Items from a data source:

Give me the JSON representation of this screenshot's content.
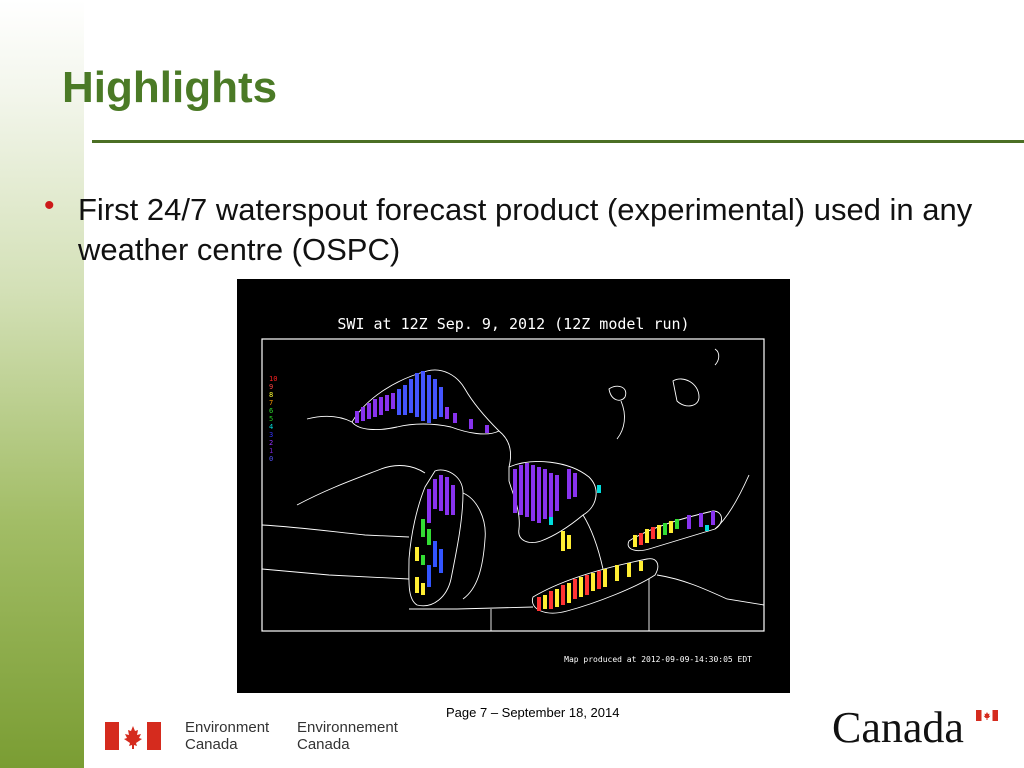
{
  "slide": {
    "title": "Highlights",
    "bullets": [
      "First 24/7 waterspout forecast product (experimental) used in any weather centre (OSPC)"
    ]
  },
  "map": {
    "title": "SWI at 12Z Sep.  9, 2012 (12Z model run)",
    "footer": "Map produced at 2012-09-09-14:30:05 EDT",
    "legend": [
      {
        "label": "10",
        "color": "#ff2222"
      },
      {
        "label": "9",
        "color": "#ff4444"
      },
      {
        "label": "8",
        "color": "#ffff33"
      },
      {
        "label": "7",
        "color": "#ff9900"
      },
      {
        "label": "6",
        "color": "#33dd33"
      },
      {
        "label": "5",
        "color": "#22cc22"
      },
      {
        "label": "4",
        "color": "#00dddd"
      },
      {
        "label": "3",
        "color": "#3333ff"
      },
      {
        "label": "2",
        "color": "#9933ff"
      },
      {
        "label": "1",
        "color": "#7722cc"
      },
      {
        "label": "0",
        "color": "#5555ff"
      }
    ]
  },
  "footer": {
    "page": "Page 7 – September 18, 2014",
    "dept_en_line1": "Environment",
    "dept_en_line2": "Canada",
    "dept_fr_line1": "Environnement",
    "dept_fr_line2": "Canada",
    "wordmark": "Canada"
  },
  "colors": {
    "title": "#4b7a26",
    "bullet": "#cc1a1a",
    "flag_red": "#d52b1e"
  }
}
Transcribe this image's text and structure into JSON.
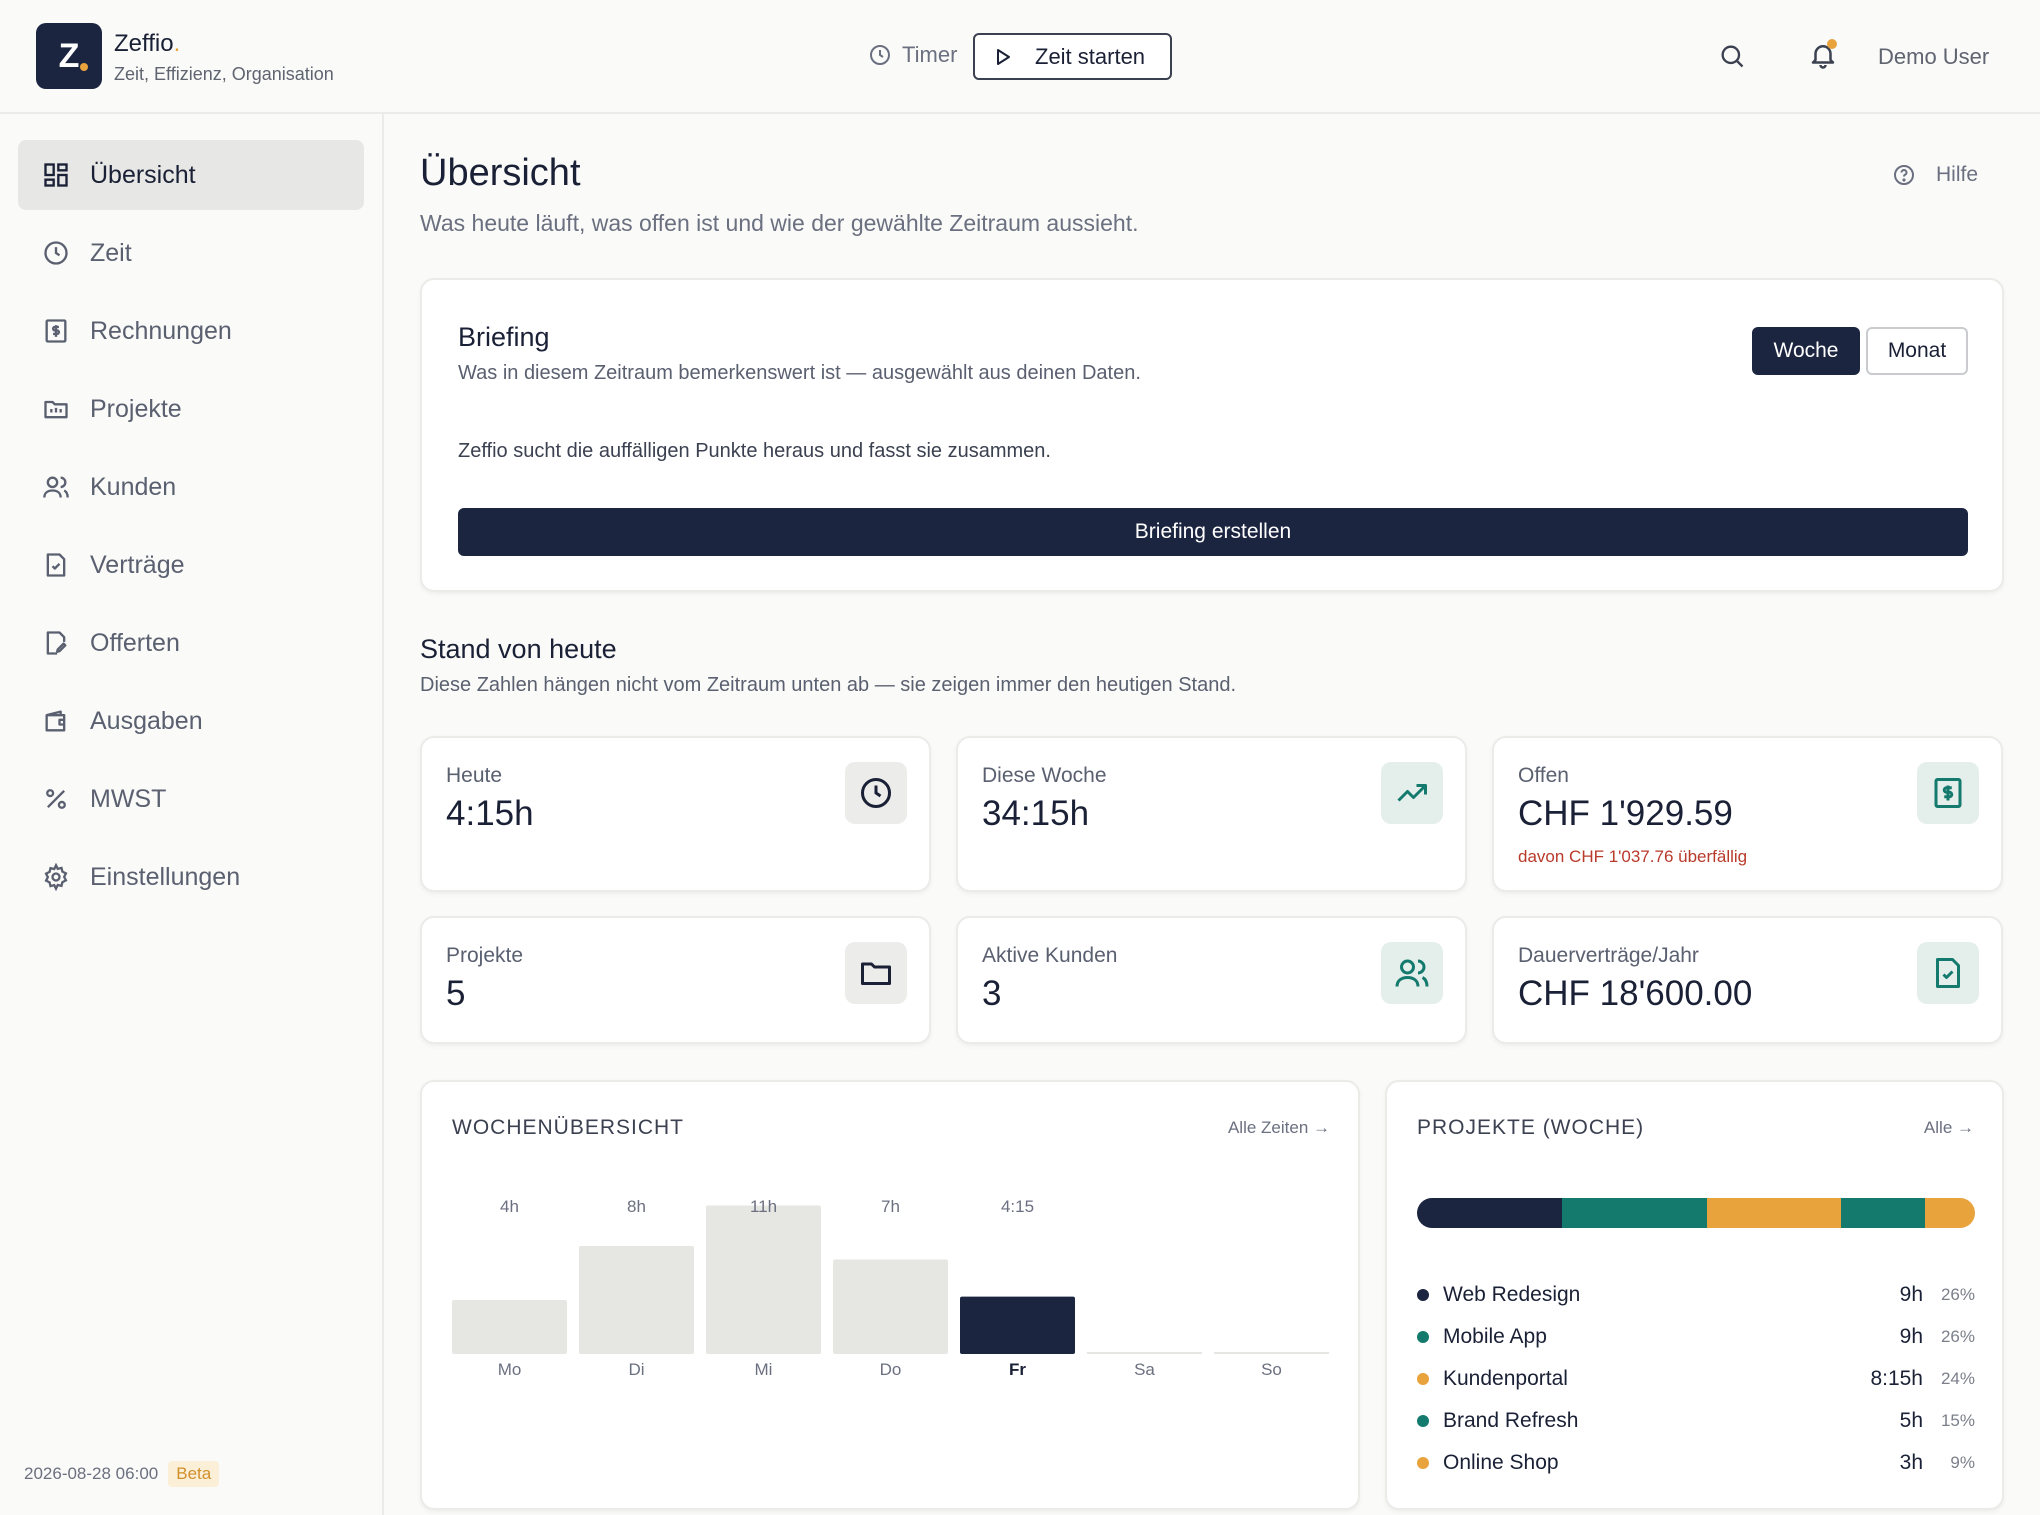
{
  "app": {
    "name": "Zeffio",
    "name_dot": ".",
    "logo_letter": "Z",
    "tagline": "Zeit, Effizienz, Organisation"
  },
  "header": {
    "timer_label": "Timer",
    "start_label": "Zeit starten",
    "user": "Demo User"
  },
  "sidebar": {
    "items": [
      {
        "label": "Übersicht",
        "icon": "dashboard-icon",
        "active": true
      },
      {
        "label": "Zeit",
        "icon": "clock-icon"
      },
      {
        "label": "Rechnungen",
        "icon": "invoice-icon"
      },
      {
        "label": "Projekte",
        "icon": "folder-icon"
      },
      {
        "label": "Kunden",
        "icon": "users-icon"
      },
      {
        "label": "Verträge",
        "icon": "contract-icon"
      },
      {
        "label": "Offerten",
        "icon": "offer-icon"
      },
      {
        "label": "Ausgaben",
        "icon": "wallet-icon"
      },
      {
        "label": "MWST",
        "icon": "percent-icon"
      },
      {
        "label": "Einstellungen",
        "icon": "gear-icon"
      }
    ],
    "timestamp": "2026-08-28 06:00",
    "badge": "Beta"
  },
  "page": {
    "title": "Übersicht",
    "subtitle": "Was heute läuft, was offen ist und wie der gewählte Zeitraum aussieht.",
    "help": "Hilfe"
  },
  "briefing": {
    "title": "Briefing",
    "subtitle": "Was in diesem Zeitraum bemerkenswert ist — ausgewählt aus deinen Daten.",
    "text": "Zeffio sucht die auffälligen Punkte heraus und fasst sie zusammen.",
    "period_options": [
      "Woche",
      "Monat"
    ],
    "selected_period": "Woche",
    "button": "Briefing erstellen"
  },
  "today": {
    "title": "Stand von heute",
    "subtitle": "Diese Zahlen hängen nicht vom Zeitraum unten ab — sie zeigen immer den heutigen Stand.",
    "stats": [
      {
        "label": "Heute",
        "value": "4:15h",
        "icon": "clock-icon"
      },
      {
        "label": "Diese Woche",
        "value": "34:15h",
        "icon": "trend-up-icon"
      },
      {
        "label": "Offen",
        "value": "CHF 1'929.59",
        "note": "davon CHF 1'037.76 überfällig",
        "icon": "invoice-icon"
      },
      {
        "label": "Projekte",
        "value": "5",
        "icon": "folder-icon"
      },
      {
        "label": "Aktive Kunden",
        "value": "3",
        "icon": "users-icon"
      },
      {
        "label": "Dauerverträge/Jahr",
        "value": "CHF 18'600.00",
        "icon": "contract-icon"
      }
    ]
  },
  "week_panel": {
    "title": "WOCHENÜBERSICHT",
    "link": "Alle Zeiten →"
  },
  "chart_data": {
    "type": "bar",
    "categories": [
      "Mo",
      "Di",
      "Mi",
      "Do",
      "Fr",
      "Sa",
      "So"
    ],
    "values": [
      4,
      8,
      11,
      7,
      4.25,
      0,
      0
    ],
    "value_labels": [
      "4h",
      "8h",
      "11h",
      "7h",
      "4:15",
      "",
      ""
    ],
    "highlight": "Fr",
    "colors": {
      "bar": "#e6e6e3",
      "highlight": "#1b2540"
    }
  },
  "projects_panel": {
    "title": "PROJEKTE (WOCHE)",
    "link": "Alle →",
    "items": [
      {
        "name": "Web Redesign",
        "hours": "9h",
        "pct": "26%",
        "share": 26,
        "color": "#1b2540"
      },
      {
        "name": "Mobile App",
        "hours": "9h",
        "pct": "26%",
        "share": 26,
        "color": "#157a6e"
      },
      {
        "name": "Kundenportal",
        "hours": "8:15h",
        "pct": "24%",
        "share": 24,
        "color": "#e8a33d"
      },
      {
        "name": "Brand Refresh",
        "hours": "5h",
        "pct": "15%",
        "share": 15,
        "color": "#157a6e"
      },
      {
        "name": "Online Shop",
        "hours": "3h",
        "pct": "9%",
        "share": 9,
        "color": "#e8a33d"
      }
    ]
  }
}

The problem:
Copy and report every line where the word "Stand" is present.

Answer for this exercise:
    "title": "Stand von heute",
    "subtitle": "Diese Zahlen hängen nicht vom Zeitraum unten ab — sie zeigen immer den heutigen Stand.",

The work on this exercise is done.